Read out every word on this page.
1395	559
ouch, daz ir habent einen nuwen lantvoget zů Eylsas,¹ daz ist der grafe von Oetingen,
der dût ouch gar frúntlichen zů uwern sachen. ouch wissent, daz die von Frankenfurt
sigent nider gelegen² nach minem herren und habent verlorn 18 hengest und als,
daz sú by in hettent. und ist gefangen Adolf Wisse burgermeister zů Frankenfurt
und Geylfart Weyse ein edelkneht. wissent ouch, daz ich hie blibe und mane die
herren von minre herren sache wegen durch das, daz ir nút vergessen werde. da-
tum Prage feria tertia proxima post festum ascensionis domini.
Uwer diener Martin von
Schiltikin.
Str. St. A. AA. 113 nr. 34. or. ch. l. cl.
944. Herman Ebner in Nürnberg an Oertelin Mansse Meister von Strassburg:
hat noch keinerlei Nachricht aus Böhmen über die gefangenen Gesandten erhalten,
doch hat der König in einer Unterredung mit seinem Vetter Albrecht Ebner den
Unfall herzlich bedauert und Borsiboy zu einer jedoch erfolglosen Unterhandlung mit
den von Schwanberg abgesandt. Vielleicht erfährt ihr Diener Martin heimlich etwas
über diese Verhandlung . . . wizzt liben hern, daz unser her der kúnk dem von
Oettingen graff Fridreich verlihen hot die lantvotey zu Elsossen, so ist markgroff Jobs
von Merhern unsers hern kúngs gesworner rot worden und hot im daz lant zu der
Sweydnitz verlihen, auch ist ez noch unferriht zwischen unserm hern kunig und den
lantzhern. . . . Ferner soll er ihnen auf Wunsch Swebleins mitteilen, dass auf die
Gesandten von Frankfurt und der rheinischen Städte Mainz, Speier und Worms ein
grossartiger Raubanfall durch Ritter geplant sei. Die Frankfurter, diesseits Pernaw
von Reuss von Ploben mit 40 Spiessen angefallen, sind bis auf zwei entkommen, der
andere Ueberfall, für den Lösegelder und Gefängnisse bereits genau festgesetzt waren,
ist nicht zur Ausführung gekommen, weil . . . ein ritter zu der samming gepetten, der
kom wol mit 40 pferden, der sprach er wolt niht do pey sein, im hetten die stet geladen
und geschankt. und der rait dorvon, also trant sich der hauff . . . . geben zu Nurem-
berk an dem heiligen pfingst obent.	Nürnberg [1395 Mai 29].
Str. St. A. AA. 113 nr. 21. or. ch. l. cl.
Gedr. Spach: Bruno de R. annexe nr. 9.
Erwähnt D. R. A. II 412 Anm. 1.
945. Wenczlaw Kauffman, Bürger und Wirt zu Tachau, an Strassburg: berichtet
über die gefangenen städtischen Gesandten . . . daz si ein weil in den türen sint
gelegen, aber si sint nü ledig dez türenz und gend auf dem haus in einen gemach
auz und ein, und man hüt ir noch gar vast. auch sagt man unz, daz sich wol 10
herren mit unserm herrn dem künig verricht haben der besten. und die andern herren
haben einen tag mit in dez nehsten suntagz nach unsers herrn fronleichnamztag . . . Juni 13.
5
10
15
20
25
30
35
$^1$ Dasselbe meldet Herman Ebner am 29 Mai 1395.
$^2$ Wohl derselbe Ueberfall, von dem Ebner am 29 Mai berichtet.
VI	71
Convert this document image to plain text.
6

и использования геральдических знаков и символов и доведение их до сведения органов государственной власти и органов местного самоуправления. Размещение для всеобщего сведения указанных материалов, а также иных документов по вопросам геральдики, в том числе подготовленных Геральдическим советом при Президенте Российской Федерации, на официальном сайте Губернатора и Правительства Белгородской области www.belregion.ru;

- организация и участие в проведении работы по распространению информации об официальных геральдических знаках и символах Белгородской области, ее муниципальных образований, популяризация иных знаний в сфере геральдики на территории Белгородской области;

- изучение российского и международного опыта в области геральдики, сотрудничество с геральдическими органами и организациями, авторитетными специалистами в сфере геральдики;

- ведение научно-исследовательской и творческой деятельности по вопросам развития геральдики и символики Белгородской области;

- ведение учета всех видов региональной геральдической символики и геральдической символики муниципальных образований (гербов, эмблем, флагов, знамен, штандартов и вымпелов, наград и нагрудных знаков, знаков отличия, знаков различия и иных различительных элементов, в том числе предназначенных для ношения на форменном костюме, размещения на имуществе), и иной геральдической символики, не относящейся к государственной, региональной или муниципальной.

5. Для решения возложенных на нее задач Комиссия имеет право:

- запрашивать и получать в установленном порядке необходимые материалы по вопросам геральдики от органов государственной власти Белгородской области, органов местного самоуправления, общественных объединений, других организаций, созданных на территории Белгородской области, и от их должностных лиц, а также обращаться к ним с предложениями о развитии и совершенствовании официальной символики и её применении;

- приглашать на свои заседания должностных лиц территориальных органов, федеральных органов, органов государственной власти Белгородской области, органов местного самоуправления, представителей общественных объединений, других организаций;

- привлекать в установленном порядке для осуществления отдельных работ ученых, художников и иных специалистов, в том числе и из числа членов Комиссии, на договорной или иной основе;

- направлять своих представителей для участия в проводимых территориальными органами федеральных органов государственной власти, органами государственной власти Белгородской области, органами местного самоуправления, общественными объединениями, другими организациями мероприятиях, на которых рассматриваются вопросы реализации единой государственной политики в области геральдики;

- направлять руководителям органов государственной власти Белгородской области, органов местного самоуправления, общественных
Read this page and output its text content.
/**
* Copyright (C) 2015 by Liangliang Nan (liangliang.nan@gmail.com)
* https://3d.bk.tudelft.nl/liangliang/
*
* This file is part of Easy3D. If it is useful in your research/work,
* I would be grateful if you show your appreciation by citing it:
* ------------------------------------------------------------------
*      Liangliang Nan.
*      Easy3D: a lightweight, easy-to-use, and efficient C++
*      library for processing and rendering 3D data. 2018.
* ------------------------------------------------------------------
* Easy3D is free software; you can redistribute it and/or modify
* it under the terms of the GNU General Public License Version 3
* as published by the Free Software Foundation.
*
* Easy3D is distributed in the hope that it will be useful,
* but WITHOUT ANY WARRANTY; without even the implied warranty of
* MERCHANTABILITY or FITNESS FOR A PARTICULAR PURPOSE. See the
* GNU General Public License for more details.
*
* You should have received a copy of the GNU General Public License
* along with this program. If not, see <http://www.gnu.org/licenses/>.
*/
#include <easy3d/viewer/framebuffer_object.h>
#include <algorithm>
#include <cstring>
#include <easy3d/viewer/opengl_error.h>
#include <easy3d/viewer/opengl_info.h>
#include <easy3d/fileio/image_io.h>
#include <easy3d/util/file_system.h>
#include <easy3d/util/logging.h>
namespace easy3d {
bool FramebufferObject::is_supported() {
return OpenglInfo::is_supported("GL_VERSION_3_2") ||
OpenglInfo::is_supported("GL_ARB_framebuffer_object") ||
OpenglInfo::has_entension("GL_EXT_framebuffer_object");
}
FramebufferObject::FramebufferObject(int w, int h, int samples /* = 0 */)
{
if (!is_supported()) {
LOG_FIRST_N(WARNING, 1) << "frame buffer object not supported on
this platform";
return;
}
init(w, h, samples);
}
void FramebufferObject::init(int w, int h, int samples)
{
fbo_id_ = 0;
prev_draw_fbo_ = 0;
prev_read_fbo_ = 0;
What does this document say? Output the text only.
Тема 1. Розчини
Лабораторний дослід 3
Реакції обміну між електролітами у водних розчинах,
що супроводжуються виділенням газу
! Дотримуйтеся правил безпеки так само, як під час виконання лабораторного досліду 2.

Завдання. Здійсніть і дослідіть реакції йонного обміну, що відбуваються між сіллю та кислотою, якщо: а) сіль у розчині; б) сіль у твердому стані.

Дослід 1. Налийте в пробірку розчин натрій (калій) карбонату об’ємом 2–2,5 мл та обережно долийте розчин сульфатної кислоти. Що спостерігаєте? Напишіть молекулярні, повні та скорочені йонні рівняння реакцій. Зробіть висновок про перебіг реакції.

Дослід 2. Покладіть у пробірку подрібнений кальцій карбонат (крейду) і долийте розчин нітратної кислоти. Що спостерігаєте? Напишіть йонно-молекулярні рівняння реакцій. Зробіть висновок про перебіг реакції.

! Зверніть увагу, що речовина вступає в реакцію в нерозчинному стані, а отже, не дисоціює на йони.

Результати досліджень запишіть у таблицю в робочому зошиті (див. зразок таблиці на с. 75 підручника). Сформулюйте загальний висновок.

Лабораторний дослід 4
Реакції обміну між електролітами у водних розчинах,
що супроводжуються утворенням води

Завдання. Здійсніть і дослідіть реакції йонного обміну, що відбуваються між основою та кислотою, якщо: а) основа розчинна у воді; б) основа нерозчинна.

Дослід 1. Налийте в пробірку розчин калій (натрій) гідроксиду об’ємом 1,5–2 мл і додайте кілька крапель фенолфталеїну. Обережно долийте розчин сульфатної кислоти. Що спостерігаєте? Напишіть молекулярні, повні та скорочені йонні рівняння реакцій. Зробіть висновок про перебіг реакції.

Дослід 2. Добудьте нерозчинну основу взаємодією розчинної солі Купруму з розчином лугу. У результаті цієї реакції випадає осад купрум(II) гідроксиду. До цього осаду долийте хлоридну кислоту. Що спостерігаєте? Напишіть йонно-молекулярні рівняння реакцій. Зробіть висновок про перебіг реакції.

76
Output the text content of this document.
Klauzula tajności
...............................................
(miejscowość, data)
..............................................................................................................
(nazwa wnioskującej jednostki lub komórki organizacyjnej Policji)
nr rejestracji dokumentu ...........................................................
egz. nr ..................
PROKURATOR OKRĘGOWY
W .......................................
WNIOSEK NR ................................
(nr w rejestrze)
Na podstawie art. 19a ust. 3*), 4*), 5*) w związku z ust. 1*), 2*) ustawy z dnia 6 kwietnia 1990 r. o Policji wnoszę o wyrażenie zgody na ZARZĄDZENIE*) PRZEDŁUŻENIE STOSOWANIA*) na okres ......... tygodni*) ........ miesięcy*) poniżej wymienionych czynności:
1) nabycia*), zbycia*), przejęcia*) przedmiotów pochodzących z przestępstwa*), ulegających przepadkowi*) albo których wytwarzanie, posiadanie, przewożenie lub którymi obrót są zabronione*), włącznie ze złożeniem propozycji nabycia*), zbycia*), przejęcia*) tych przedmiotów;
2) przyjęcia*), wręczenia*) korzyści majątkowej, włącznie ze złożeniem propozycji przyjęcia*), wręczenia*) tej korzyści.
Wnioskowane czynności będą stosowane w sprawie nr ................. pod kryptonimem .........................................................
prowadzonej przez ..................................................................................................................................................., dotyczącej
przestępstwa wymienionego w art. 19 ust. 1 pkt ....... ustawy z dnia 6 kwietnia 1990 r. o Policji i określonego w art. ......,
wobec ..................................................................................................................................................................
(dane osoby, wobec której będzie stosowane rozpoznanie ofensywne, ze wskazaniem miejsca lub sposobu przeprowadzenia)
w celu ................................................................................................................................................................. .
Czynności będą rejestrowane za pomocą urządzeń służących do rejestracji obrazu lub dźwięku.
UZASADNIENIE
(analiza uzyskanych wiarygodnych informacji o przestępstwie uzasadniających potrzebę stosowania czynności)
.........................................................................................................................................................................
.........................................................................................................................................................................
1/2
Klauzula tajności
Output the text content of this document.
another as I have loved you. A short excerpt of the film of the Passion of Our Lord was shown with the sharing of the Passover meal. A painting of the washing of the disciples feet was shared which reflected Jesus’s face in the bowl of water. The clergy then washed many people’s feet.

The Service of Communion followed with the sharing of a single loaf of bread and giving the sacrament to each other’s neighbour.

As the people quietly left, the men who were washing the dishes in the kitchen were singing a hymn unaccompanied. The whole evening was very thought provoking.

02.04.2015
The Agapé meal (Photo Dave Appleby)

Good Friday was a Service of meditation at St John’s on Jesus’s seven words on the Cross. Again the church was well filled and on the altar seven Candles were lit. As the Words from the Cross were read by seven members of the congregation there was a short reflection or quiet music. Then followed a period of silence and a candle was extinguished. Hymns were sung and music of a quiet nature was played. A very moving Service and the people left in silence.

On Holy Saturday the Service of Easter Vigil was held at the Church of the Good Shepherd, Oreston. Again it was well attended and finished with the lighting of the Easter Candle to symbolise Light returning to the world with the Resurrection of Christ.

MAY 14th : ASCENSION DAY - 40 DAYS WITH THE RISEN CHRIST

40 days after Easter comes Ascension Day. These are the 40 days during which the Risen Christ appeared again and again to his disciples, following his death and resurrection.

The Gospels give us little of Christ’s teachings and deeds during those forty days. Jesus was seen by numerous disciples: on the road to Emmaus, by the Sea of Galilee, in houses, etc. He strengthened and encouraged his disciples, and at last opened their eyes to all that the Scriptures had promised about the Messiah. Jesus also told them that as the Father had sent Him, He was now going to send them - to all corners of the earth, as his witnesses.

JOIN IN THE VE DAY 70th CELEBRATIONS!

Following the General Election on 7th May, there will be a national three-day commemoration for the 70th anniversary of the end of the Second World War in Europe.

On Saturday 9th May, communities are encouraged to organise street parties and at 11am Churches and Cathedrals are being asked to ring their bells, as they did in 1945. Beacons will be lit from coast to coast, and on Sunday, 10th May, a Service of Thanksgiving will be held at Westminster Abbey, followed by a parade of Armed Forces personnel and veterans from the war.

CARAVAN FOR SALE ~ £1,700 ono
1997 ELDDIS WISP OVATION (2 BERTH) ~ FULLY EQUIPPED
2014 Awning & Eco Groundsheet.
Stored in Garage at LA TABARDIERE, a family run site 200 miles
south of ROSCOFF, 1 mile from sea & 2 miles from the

• **WHAT YOU HAVE TO DO**:
Collect each line holding the string "Ebner".

• **REPLY TO THE TASK**:
944. Herman Ebner in Nürnberg an Oertelin Mansse Meister von Strassburg:
doch hat der König in einer Unterredung mit seinem Vetter Albrecht Ebner den
$^1$ Dasselbe meldet Herman Ebner am 29 Mai 1395.
$^2$ Wohl derselbe Ueberfall, von dem Ebner am 29 Mai berichtet.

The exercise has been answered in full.